▶ **WRITTEN PROBLEM**
Consider the records below. How many of their lines include the word "Furniture"? State the number and nothing else.

Rows from a dataset
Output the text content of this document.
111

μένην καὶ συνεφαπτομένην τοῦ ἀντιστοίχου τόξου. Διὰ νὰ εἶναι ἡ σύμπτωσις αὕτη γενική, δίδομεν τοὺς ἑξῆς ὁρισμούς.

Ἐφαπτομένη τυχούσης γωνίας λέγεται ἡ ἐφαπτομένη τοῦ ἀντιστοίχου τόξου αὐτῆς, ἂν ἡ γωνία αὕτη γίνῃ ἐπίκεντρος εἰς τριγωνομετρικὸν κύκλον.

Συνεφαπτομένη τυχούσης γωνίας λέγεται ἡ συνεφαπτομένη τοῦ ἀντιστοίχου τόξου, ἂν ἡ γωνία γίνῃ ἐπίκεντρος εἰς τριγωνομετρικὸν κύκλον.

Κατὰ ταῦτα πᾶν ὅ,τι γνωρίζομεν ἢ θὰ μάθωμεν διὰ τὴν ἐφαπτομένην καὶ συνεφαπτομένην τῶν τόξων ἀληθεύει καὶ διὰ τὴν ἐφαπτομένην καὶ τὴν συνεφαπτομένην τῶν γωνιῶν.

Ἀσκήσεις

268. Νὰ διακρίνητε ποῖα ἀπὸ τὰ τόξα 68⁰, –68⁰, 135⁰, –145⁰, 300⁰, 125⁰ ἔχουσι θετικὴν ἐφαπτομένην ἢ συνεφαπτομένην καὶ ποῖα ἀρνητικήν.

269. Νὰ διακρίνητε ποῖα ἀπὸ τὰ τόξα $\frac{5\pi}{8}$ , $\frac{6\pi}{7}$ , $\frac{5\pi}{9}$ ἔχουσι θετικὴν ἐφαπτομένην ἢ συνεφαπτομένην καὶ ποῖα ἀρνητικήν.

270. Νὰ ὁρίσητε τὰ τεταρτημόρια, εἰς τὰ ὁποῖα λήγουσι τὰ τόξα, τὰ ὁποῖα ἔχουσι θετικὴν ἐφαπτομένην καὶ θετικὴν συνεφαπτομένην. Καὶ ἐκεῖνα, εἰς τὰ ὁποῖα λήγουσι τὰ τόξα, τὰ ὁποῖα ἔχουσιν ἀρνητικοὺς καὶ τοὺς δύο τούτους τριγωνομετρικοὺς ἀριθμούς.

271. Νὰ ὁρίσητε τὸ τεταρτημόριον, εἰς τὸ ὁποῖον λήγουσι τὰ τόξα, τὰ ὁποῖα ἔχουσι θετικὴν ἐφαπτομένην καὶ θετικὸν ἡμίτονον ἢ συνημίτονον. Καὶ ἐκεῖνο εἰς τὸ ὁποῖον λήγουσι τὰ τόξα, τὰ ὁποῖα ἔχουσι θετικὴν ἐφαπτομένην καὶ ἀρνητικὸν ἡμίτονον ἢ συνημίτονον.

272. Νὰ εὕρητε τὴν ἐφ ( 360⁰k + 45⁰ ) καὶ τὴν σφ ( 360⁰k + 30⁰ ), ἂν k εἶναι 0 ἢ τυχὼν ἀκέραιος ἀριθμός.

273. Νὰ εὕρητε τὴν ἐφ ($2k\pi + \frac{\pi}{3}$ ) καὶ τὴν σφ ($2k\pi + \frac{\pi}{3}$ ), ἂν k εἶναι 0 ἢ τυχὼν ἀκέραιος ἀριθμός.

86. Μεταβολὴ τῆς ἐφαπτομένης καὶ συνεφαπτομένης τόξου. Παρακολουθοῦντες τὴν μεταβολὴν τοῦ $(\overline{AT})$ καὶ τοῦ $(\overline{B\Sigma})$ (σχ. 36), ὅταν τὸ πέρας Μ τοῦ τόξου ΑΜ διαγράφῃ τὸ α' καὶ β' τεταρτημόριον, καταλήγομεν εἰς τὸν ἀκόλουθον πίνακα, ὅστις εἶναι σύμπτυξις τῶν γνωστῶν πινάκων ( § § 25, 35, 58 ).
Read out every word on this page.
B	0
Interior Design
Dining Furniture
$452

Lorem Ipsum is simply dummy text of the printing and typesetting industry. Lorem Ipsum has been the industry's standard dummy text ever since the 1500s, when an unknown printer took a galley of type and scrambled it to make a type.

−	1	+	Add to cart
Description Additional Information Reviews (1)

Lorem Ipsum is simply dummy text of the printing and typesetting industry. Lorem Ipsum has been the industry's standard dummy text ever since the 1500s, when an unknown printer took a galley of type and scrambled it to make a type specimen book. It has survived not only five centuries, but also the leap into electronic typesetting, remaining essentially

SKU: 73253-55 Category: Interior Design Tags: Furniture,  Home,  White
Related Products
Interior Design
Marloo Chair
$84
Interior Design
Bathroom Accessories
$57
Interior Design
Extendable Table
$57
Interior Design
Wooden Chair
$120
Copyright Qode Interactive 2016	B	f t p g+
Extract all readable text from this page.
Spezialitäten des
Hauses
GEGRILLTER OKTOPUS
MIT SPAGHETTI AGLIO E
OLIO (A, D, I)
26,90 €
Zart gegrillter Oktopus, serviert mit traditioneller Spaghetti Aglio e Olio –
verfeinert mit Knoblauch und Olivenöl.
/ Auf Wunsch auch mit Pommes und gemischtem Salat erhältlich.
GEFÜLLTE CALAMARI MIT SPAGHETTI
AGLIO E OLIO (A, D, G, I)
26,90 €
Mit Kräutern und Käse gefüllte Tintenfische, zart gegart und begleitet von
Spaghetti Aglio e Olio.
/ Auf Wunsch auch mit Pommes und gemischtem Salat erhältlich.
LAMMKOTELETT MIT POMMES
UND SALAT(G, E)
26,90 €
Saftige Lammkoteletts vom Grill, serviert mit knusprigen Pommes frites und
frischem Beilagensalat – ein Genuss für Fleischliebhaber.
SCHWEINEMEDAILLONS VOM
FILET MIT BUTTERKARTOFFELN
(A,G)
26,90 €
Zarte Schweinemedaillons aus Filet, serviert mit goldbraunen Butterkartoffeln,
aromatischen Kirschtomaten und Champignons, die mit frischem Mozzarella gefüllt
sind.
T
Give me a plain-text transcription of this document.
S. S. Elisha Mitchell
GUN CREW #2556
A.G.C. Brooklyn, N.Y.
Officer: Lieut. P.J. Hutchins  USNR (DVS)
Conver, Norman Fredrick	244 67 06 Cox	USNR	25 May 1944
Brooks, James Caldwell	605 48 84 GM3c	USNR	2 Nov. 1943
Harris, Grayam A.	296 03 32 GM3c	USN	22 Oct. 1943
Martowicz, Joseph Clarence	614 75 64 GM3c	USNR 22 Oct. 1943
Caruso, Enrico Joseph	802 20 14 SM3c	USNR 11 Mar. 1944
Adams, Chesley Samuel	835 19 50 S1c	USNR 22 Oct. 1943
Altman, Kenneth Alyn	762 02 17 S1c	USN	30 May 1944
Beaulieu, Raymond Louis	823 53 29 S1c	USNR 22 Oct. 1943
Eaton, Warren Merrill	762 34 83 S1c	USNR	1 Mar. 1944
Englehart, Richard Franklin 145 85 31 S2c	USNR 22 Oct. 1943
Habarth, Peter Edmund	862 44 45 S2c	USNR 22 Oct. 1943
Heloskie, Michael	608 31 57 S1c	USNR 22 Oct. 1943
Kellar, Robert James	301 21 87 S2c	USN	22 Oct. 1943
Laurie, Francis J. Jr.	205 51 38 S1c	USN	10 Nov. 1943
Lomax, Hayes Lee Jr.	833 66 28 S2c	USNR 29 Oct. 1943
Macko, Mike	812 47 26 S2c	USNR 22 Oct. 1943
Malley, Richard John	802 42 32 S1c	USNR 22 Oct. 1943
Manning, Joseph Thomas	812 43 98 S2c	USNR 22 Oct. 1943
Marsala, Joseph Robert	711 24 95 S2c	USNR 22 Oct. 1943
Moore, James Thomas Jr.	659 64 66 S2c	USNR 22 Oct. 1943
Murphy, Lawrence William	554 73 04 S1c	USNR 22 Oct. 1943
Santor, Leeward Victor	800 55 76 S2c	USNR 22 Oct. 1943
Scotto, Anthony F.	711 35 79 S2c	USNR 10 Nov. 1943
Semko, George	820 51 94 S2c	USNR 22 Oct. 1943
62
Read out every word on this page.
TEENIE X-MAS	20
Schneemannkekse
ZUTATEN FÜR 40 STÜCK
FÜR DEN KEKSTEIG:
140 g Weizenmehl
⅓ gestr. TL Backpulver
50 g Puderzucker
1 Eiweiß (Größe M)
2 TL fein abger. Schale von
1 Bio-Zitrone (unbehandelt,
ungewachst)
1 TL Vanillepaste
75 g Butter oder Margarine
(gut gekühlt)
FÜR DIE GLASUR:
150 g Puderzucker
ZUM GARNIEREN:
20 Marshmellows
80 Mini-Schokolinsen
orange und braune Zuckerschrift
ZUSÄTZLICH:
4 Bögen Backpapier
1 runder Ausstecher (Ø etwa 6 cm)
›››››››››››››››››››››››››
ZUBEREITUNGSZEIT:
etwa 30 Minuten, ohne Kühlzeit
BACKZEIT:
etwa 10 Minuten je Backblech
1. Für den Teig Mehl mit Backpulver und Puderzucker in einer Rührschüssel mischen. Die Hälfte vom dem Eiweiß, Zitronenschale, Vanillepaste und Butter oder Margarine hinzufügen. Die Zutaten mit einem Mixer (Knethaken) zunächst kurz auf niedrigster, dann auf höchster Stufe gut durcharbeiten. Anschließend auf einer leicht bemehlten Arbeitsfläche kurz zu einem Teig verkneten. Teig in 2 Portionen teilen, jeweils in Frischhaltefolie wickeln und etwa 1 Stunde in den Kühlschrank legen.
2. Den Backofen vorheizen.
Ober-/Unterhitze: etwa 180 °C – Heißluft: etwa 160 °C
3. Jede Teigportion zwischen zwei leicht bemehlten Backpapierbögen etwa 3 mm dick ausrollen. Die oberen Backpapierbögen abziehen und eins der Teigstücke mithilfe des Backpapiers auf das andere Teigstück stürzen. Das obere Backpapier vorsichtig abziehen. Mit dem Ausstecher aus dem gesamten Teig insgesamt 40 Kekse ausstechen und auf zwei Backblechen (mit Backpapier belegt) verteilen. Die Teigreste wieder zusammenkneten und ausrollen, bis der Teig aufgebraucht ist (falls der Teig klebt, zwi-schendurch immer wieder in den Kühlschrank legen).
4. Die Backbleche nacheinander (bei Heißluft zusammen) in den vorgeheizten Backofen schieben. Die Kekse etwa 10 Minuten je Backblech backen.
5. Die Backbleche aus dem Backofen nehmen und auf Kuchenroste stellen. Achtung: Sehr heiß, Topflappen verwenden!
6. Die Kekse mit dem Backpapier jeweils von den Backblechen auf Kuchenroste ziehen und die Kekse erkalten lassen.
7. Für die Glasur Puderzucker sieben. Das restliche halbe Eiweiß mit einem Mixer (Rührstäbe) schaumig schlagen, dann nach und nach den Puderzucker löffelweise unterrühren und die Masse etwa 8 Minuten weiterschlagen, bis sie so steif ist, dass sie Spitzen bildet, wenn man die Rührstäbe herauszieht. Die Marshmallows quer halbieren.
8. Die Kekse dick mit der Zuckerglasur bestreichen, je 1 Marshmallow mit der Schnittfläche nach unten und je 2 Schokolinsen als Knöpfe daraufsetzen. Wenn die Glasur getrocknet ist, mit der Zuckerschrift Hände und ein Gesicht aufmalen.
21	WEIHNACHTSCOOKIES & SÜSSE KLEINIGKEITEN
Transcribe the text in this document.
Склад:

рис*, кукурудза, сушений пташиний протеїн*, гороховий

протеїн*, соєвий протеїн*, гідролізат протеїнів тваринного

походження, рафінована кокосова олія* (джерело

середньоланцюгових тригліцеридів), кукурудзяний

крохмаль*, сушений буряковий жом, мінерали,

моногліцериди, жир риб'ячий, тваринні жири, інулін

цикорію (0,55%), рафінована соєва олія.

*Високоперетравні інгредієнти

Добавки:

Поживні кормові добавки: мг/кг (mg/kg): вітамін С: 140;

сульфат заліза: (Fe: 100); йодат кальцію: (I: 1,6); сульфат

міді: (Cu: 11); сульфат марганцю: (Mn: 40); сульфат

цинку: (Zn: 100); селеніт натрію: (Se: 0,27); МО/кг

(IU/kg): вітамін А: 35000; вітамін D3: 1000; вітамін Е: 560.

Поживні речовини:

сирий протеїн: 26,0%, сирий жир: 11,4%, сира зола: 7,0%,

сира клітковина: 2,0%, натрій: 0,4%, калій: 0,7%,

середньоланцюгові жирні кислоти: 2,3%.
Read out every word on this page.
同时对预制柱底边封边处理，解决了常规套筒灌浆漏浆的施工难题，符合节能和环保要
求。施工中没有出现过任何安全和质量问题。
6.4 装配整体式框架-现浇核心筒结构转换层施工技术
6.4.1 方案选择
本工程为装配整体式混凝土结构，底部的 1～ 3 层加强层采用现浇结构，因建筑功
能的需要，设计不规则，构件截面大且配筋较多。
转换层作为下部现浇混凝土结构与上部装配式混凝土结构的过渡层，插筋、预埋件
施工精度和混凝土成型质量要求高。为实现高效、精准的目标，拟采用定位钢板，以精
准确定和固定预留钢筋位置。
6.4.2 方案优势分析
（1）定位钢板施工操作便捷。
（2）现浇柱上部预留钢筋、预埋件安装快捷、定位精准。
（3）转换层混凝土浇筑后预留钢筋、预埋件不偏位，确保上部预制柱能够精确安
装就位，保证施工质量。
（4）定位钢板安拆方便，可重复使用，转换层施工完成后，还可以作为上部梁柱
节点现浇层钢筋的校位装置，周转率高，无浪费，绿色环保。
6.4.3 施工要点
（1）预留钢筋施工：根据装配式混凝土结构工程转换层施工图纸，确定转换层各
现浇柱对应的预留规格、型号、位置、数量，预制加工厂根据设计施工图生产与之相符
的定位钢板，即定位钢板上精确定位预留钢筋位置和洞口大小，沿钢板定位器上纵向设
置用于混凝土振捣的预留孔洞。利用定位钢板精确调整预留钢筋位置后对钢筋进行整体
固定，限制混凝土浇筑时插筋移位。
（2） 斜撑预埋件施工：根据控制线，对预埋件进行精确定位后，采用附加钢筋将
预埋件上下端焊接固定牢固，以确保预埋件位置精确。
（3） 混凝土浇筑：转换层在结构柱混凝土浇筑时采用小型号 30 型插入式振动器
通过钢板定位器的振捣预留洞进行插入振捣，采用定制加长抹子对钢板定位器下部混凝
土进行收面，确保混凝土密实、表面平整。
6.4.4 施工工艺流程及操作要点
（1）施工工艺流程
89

▶ **ANSWER FOR THE TASK**
2